**Given task:** Copy out the entries exactly, from the first line to the last.

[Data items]
----

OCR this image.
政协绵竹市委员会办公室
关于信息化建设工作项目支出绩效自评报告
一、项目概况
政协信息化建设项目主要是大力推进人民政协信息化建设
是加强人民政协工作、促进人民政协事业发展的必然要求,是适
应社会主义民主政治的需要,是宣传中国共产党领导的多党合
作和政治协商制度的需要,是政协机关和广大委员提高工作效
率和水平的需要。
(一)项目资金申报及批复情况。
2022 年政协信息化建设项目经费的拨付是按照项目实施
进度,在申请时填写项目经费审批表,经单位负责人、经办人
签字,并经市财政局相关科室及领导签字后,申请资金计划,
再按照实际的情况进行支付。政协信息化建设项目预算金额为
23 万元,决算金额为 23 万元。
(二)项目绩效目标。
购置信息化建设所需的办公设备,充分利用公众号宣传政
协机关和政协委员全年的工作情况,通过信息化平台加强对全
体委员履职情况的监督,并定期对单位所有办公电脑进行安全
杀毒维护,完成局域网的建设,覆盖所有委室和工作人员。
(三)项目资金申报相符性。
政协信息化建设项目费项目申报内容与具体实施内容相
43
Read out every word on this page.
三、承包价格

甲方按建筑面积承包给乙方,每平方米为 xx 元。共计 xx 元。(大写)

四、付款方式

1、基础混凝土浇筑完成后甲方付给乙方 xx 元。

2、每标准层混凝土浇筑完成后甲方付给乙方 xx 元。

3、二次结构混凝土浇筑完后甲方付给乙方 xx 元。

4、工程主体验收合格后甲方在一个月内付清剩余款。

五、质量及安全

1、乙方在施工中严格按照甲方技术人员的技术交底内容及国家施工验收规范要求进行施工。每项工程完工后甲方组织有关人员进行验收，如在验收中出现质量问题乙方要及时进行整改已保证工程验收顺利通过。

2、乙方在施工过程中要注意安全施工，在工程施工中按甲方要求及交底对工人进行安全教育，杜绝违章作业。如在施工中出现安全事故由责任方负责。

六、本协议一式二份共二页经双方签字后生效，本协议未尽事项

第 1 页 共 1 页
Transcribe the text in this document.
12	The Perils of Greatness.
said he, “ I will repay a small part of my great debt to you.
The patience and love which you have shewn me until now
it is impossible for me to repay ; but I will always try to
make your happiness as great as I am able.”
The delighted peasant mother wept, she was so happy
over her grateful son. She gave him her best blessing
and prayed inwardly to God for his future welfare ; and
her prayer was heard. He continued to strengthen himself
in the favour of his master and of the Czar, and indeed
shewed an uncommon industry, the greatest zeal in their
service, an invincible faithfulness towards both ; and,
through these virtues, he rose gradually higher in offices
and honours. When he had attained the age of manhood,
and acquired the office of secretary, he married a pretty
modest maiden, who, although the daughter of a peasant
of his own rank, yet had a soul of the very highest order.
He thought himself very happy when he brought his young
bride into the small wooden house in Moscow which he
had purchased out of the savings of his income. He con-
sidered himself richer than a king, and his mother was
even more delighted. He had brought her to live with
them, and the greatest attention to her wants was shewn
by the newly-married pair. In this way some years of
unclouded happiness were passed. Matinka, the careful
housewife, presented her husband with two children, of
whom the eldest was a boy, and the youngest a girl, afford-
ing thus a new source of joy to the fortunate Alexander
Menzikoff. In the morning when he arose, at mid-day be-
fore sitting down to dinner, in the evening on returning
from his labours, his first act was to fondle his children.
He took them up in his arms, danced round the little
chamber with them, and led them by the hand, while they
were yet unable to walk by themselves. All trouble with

----

**Answer to this exercise:**
OCR this image.
政协绵竹市委员会办公室
关于信息化建设工作项目支出绩效自评报告
一、项目概况
政协信息化建设项目主要是大力推进人民政协信息化建设
是加强人民政协工作、促进人民政协事业发展的必然要求,是适
应社会主义民主政治的需要,是宣传中国共产党领导的多党合
作和政治协商制度的需要,是政协机关和广大委员提高工作效
率和水平的需要。
(一)项目资金申报及批复情况。
2022 年政协信息化建设项目经费的拨付是按照项目实施
进度,在申请时填写项目经费审批表,经单位负责人、经办人
签字,并经市财政局相关科室及领导签字后,申请资金计划,
再按照实际的情况进行支付。政协信息化建设项目预算金额为
23 万元,决算金额为 23 万元。
(二)项目绩效目标。
购置信息化建设所需的办公设备,充分利用公众号宣传政
协机关和政协委员全年的工作情况,通过信息化平台加强对全
体委员履职情况的监督,并定期对单位所有办公电脑进行安全
杀毒维护,完成局域网的建设,覆盖所有委室和工作人员。
(三)项目资金申报相符性。
政协信息化建设项目费项目申报内容与具体实施内容相
43
Read out every word on this page.
三、承包价格

甲方按建筑面积承包给乙方,每平方米为 xx 元。共计 xx 元。(大写)

四、付款方式

1、基础混凝土浇筑完成后甲方付给乙方 xx 元。

2、每标准层混凝土浇筑完成后甲方付给乙方 xx 元。

3、二次结构混凝土浇筑完后甲方付给乙方 xx 元。

4、工程主体验收合格后甲方在一个月内付清剩余款。

五、质量及安全

1、乙方在施工中严格按照甲方技术人员的技术交底内容及国家施工验收规范要求进行施工。每项工程完工后甲方组织有关人员进行验收，如在验收中出现质量问题乙方要及时进行整改已保证工程验收顺利通过。

2、乙方在施工过程中要注意安全施工，在工程施工中按甲方要求及交底对工人进行安全教育，杜绝违章作业。如在施工中出现安全事故由责任方负责。

六、本协议一式二份共二页经双方签字后生效，本协议未尽事项

第 1 页 共 1 页
Transcribe the text in this document.
12	The Perils of Greatness.
said he, “ I will repay a small part of my great debt to you.
The patience and love which you have shewn me until now
it is impossible for me to repay ; but I will always try to
make your happiness as great as I am able.”
The delighted peasant mother wept, she was so happy
over her grateful son. She gave him her best blessing
and prayed inwardly to God for his future welfare ; and
her prayer was heard. He continued to strengthen himself
in the favour of his master and of the Czar, and indeed
shewed an uncommon industry, the greatest zeal in their
service, an invincible faithfulness towards both ; and,
through these virtues, he rose gradually higher in offices
and honours. When he had attained the age of manhood,
and acquired the office of secretary, he married a pretty
modest maiden, who, although the daughter of a peasant
of his own rank, yet had a soul of the very highest order.
He thought himself very happy when he brought his young
bride into the small wooden house in Moscow which he
had purchased out of the savings of his income. He con-
sidered himself richer than a king, and his mother was
even more delighted. He had brought her to live with
them, and the greatest attention to her wants was shewn
by the newly-married pair. In this way some years of
unclouded happiness were passed. Matinka, the careful
housewife, presented her husband with two children, of
whom the eldest was a boy, and the youngest a girl, afford-
ing thus a new source of joy to the fortunate Alexander
Menzikoff. In the morning when he arose, at mid-day be-
fore sitting down to dinner, in the evening on returning
from his labours, his first act was to fondle his children.
He took them up in his arms, danced round the little
chamber with them, and led them by the hand, while they
were yet unable to walk by themselves. All trouble with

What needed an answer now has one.